Хотя дождь шел целый день, Сатьяраджу этого не замечал. Он сидел под импровизированным навесом из листьев пальмировой пальмы, полностью погруженный в свое видéние, не меркнущее ни на миг. Часов в девять вечера какие-то проходящие мимо мальчики из числа хариджан, услышали звук омкара дхвани, исходящий от того места, где сидел Сатьяраджу. Не понимая, что это за странный звук, они побежали в деревню и рассказали о нем односельчанам. Некоторые люди пошли разобраться и тоже услышали омкара дхвани, исходящий от юноши. Звук был слышен приблизительно три четверти часа, и все это время селяне стояли в стороне, слушая в благоговейном молчании. Наконец, когда звук утих, они осмелились подойти к Сатьяраджу, подняли его и отнесли домой.

Дома сестра дала ему молока. После того как юноша выпил молоко, божественный трепет, объявший его ум, несколько ослаб – ослаб до такой степени, что Сатьяраджу захотел спать и отправился в постель. Он и не знал, что это был последний раз, когда он сможет достаточно долго поспать за ближайшие годы: все последующие двенадцать лет, пока продолжался тапас, Сатьяраджу почти не спал. Порой он впадал в дрему на несколько минут во время перерывов в самадхи, но и тогда не покидал своего места, или асаны, – ни разу не ложился спать на протяжении всего тапаса!

День третий – вторник, 9 августа 1949 года

После освежающего ночного сна Сатьяраджу встал приблизительно в половину седьмого и съел легкий завтрак из идли и чатни, приготовленный для него сестрой. Когда он завершил завтрак, его сознанием снова завладело божественное видение озаренного светом шивалингама и звук омкара дхвани, после чего юноша опять отправился на дамбу канала, где божественное переживание овладело им впервые. Придя на место, он ощутил сильнейший физический дискомфорт, затем началась рвота и диарея. Пока ему было плохо, за ним присматривал его приятель Говинда, увязавшийся за ним. Вскоре Сатьяраджу снова погрузился в созерцание божественного видения.
········
* Вопросы и задания:
A – Ответьте, сколько примерно времени был слышен звук омкара дхвани, согласно рассказу о Сатьяраджу.
B – Выведите без изменений фрагмент рассказа о Сатьяраджу, который открывается словами «После освежающего ночного» и завершается словами «созерцание божественного видения.».
C – Продолжите рассказ о Сатьяраджу, начав сразу после его последнего предложения.

* Представленный материал:
········
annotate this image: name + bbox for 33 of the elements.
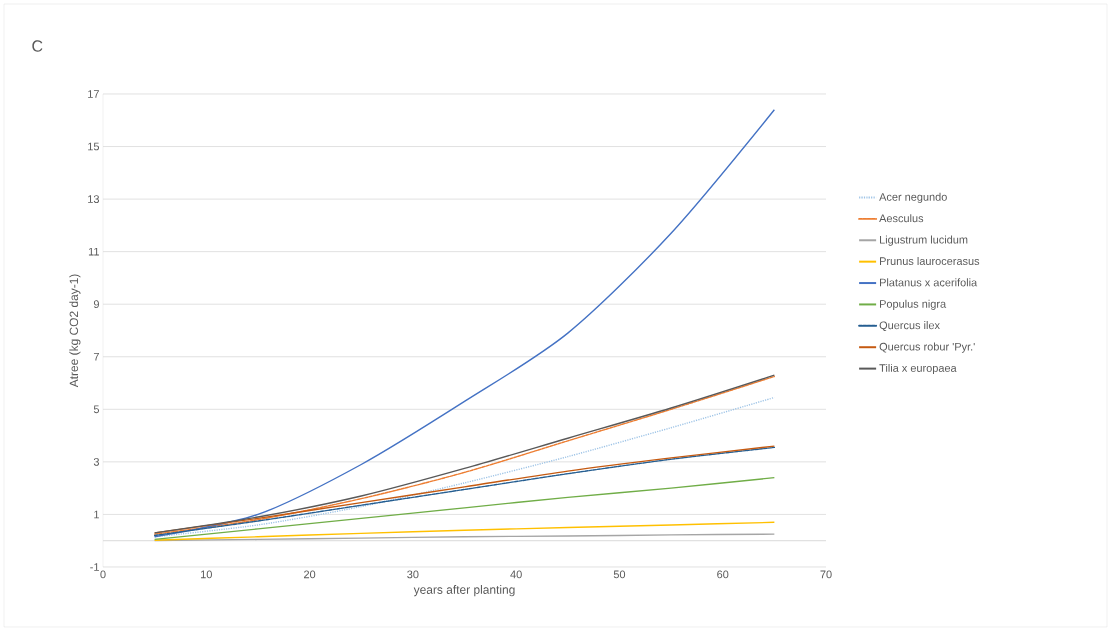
········
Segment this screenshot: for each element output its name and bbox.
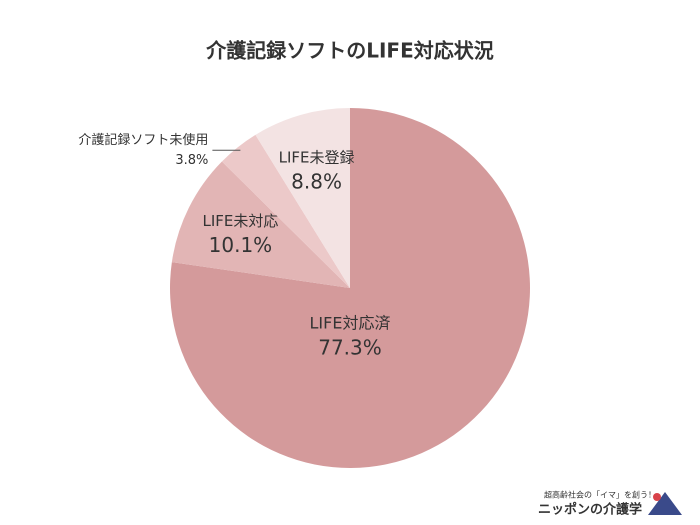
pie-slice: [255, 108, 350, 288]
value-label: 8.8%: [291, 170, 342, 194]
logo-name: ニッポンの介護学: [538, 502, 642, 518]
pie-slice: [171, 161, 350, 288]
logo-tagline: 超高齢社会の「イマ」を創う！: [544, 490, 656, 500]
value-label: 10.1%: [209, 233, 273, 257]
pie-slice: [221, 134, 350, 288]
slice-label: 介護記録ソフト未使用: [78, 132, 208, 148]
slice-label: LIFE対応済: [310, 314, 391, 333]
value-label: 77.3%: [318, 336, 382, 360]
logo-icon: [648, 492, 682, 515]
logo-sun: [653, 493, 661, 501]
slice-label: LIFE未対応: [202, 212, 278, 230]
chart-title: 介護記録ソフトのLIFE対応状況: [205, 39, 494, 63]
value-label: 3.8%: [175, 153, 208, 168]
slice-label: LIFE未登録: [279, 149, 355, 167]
········
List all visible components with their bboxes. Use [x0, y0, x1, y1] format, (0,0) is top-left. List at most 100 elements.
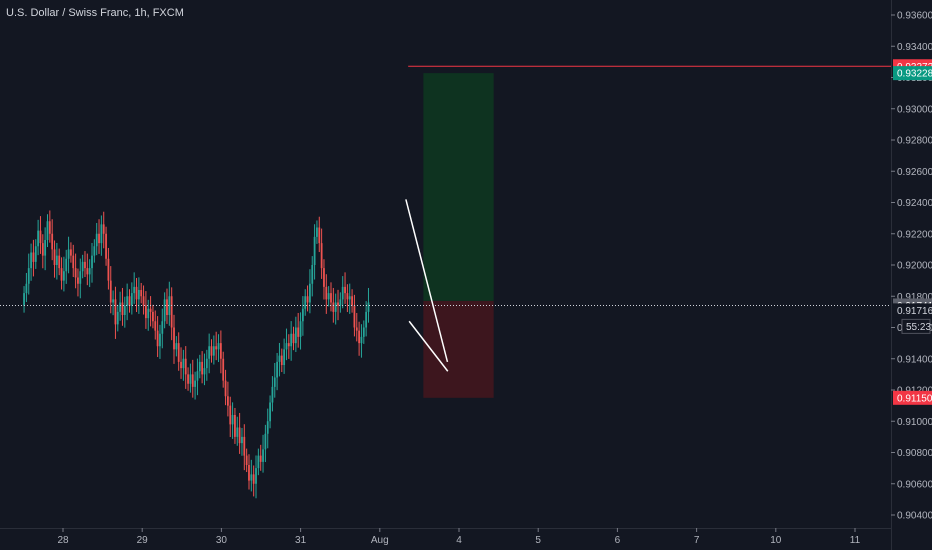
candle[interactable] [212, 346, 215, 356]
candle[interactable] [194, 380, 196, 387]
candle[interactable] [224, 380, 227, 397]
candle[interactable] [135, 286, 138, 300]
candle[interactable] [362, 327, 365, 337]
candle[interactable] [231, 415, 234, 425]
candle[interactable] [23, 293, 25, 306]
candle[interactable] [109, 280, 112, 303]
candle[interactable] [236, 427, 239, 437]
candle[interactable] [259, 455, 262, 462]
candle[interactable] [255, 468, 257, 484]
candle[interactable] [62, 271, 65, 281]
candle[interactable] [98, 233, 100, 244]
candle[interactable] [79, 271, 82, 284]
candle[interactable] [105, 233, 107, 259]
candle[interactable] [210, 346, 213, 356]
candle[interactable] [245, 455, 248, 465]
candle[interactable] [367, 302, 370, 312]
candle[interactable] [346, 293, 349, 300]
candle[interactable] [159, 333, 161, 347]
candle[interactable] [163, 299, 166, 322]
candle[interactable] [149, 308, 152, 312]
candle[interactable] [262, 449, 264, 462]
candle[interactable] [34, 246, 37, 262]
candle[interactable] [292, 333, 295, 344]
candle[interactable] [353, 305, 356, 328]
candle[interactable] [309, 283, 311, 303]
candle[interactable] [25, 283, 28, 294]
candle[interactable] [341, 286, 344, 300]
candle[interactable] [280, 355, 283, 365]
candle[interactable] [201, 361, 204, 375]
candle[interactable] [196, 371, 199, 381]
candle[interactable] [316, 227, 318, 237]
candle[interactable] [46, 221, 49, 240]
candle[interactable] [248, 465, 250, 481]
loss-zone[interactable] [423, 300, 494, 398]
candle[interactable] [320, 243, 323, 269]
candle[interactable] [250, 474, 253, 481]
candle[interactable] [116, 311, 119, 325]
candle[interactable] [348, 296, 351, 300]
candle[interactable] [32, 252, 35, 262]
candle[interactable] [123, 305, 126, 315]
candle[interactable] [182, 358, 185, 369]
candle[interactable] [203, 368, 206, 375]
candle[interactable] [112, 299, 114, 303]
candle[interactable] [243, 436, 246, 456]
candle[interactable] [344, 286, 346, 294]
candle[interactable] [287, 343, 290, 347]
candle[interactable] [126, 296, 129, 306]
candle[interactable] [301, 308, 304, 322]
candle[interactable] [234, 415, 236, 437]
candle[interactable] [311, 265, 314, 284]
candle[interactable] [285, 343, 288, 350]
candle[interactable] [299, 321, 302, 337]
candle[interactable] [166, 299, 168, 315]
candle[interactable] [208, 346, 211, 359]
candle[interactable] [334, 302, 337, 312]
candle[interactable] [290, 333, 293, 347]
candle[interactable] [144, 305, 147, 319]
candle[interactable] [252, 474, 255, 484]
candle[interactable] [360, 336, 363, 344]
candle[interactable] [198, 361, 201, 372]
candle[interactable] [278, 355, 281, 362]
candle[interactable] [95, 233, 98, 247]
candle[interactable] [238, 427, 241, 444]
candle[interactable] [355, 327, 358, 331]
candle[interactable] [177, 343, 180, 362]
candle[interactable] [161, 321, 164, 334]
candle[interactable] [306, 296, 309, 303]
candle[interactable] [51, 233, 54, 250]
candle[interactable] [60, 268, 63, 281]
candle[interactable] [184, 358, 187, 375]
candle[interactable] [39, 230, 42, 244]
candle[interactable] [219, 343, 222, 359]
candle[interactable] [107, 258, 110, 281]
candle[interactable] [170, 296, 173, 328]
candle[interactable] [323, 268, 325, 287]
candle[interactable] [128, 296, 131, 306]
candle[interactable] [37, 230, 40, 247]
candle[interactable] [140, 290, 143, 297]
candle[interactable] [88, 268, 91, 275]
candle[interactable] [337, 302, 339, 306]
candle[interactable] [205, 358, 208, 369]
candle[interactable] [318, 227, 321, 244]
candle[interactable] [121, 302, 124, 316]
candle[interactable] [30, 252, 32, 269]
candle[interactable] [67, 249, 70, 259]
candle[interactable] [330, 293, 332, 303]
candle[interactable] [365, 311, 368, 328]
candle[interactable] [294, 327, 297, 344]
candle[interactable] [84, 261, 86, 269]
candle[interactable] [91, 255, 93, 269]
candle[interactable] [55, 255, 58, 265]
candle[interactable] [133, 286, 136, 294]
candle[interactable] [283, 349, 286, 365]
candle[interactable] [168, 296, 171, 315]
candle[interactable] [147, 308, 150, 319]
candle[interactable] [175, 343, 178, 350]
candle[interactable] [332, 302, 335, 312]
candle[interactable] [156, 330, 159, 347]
········
* Ответы:
A – Приблизительно три четверти часа.

B –
После освежающего ночного сна Сатьяраджу встал приблизительно в половину седьмого и съел легкий завтрак из идли и чатни, приготовленный для него сестрой. Когда он завершил завтрак, его сознанием снова завладело божественное видение озаренного светом шивалингама и звук омкара дхвани, после чего юноша опять отправился на дамбу канала, где божественное переживание овладело им впервые. Придя на место, он ощутил сильнейший физический дискомфорт, затем началась рвота и диарея. Пока ему было плохо, за ним присматривал его приятель Говинда, увязавшийся за ним. Вскоре Сатьяраджу снова погрузился в созерцание божественного видения.

C –
Позже тем же утром на дамбу канала пришла одна женщина из деревни, твердо уверовавшая, что Сатьяраджу теперь стал бала-йоги. Она совершила поклонение, зажгла благовония и возложила цветы, а также принесла кокос в качестве подношения. Завершив ритуал поклонения, женщина взяла кусочки кокоса и совершила прасад (священное подношение). Позже тем же утром селяне по собственному почину решили под ближайшим деревом баньян соорудить для Сатьяраджу пандал (тент) из листьев пальмировой пальмы. Работа над пандалом была завершена приблизительно в половине четвертого. Затем эти люди приблизились к Сатьяраджу и пригласили его обосноваться под нововозведенным пандалом. Сатьяраджу принял приглашение и занял приготовленное для него место.

Приблизительно в половине шестого вернулись из Какинады мама и дедушка Сатьяраджу. Когда им сообщили о странных событиях последних двух дней, они очень встревожились и немедленно отправились на дамбу, чтобы лично увидеть, как обстоят дела. Прибыв туда, они обнаружили Сатьяраджу сидящим возле дерева баньян, под пандалом из листьев пальмировой пальмы. Он был погружен в самадхи. Встревоженные, Парватхамма и Голи Сатьям стали наперебой звать мальчика по имени, но он не откликался. Сатьяраджу был отрешен от внешнего мира и не осознавал присутствия родных. Увидев своего сына в таком состоянии, Парватхамма потеряла власть над собой и впала в истерику: она рыдала в голос, прижимала мальчика к груди и причитала, вопрошая, что же могло такое произойти, что довело его до этого состояния. Стенания и всхлипывания матери постепенно вернули Сатьяраджу в состояние, когда он стал осознавать окружающую действительность. Увидев, что сын, наконец, заметил ее присутствие, Парватхамма стала молить его, обливаясь слезами, чтобы он вернулся домой. Ум Сатьяраджу на тот момент уже полностью отрешился от любых мирских взаимоотношений, так что слезы и мольбы матери не тронули его. Он спокойно сообщил ей, что начал божественный поиск и теперь не сойдет с этого благословенного пути – не вернется домой. Сказав это, он снова погрузился в отрешенность, и никакие просьбы, никакие протесты матери его не смягчили. Осознав, что внук твердо решил идти новым путем, дедушка благословил его и сказал, что это, несомненно, достойный выбор, а поэтому юноша должен твердо придерживаться избранного пути. В то же время он не смог удержаться и от того, чтобы высказать свое разочарование. Он сказал, что видел в нем надежду для всей семьи и рассчитывал на его поддержку в старости. А теперь выходит, что позаботиться о них некому. В ответ Сатьяраджу заверил деда, что у родни не будет никаких проблем, финансовых или иных… все у них будет хорошо.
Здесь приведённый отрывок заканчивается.